日本語の語源には面白いものがたくさんあります。

前に「国語辞典を読む楽しみ」という記事を書きましたが、語源を知ることは日本語を深く知る手掛かりにもなりますので、ぜひ気楽に楽しんでお読みください。

以前にも散発的に「日本語の面白い語源・由来」の記事をいくつか書きましたが、検索の便宜も考えて前回に引き続き、「50音順」にシリーズで、面白い言葉の意味と語源が何かをご紹介したいと思います。季語のある言葉については、例句もご紹介します。

1.注連縄/しめ縄(しめなわ)

しめ縄

しめ縄」とは、神事の神聖な場所と下界を区別するために張る縄のことです。新年に悪気が入らないよう家の出入り口に張ったりします。

しめ縄の語源は、「占める縄」です。
万葉集』には、しめ縄を表す語として「標縄(しめなは)」の例が見られます。

▬▬▬

### 実施する課題
**1.** 抜粋によると、しめ縄の語源は何ですか。
**2.** 次の(a)〜(c)が抜粋の内容と合っているかを「はい」か「いいえ」で答え、判断の決め手となる抜粋の語句をそのまま引用してください。
(a) 筆者はこのシリーズで言葉を50音順に紹介するつもりである。
(b) しめ縄は新年に家の出入り口に張られることがある。
(c) 季語のある言葉については例句を紹介しない。
項目はこの作業には一切関わりません。

▬▬▬

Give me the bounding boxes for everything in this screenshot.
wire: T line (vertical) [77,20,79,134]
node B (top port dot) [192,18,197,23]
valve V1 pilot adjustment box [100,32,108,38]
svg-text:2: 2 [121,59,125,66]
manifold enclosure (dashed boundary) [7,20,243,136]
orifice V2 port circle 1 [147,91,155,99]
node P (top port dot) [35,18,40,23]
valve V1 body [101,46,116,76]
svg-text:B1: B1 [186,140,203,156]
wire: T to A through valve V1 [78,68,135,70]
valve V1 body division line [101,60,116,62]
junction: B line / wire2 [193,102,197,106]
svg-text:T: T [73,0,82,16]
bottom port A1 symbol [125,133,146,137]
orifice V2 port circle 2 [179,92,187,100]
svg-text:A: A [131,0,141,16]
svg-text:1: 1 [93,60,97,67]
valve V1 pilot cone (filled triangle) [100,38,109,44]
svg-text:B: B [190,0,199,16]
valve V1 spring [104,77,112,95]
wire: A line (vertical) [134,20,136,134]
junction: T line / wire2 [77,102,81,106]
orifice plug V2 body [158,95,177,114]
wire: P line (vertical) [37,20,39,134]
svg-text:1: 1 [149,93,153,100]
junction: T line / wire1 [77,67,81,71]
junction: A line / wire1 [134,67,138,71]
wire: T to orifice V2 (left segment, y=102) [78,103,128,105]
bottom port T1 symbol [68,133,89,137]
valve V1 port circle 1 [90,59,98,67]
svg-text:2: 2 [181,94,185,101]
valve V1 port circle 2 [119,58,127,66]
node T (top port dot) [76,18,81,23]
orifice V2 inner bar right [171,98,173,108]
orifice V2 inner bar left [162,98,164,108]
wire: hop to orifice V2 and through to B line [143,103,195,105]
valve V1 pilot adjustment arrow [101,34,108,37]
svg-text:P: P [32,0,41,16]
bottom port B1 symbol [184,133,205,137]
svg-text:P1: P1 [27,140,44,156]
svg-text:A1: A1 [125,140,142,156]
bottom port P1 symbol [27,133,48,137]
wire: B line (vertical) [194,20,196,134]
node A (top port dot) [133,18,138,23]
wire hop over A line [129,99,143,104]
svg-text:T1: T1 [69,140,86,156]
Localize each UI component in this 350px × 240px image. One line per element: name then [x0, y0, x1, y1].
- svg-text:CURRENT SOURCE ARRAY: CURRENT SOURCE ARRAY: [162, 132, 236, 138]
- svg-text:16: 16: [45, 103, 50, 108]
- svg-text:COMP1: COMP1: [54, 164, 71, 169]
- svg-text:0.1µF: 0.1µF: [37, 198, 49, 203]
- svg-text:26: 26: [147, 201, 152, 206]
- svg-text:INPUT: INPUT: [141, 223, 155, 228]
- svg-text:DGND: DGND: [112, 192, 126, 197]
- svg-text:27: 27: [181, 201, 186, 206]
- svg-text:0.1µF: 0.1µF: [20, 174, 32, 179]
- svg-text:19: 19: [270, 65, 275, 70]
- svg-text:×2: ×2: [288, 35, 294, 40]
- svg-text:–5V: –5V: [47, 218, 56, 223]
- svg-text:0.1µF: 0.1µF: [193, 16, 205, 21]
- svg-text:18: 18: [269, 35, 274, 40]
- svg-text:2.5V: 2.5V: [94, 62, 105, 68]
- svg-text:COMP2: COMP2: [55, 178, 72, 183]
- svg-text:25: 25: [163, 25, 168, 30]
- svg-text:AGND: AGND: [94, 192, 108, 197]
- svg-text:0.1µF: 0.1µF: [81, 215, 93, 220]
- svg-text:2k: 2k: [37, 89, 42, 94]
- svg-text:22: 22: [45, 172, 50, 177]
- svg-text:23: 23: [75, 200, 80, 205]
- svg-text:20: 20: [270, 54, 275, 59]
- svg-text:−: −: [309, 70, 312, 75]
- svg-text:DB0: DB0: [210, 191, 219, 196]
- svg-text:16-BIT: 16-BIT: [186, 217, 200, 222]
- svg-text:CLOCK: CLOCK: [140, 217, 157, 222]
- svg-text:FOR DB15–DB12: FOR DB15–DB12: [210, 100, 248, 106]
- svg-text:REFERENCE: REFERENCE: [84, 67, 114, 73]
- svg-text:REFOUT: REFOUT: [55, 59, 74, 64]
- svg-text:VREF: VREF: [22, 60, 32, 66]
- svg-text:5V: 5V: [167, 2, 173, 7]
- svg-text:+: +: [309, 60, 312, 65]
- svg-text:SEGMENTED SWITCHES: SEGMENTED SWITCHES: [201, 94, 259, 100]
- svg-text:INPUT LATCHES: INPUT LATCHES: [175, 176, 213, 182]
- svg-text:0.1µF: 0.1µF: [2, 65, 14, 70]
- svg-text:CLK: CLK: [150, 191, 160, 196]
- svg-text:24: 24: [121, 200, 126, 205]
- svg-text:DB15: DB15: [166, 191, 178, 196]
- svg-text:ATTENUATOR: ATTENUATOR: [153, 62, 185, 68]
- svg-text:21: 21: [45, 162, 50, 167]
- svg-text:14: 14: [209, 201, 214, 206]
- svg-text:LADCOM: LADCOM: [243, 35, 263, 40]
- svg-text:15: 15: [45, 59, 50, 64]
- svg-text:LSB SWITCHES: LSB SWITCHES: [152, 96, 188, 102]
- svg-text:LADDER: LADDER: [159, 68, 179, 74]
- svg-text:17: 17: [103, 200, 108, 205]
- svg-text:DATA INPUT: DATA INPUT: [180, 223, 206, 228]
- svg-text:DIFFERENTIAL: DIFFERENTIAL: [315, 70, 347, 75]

▬▬▬

### 課題の解答
**1.** 「占める縄」です。

**2.**
(a) はい。「前回に引き続き、「50音順」にシリーズで、面白い言葉の意味と語源が何かをご紹介したいと思います」
(b) はい。「新年に悪気が入らないよう家の出入り口に張ったりします」
(c) いいえ。「季語のある言葉については、例句もご紹介します」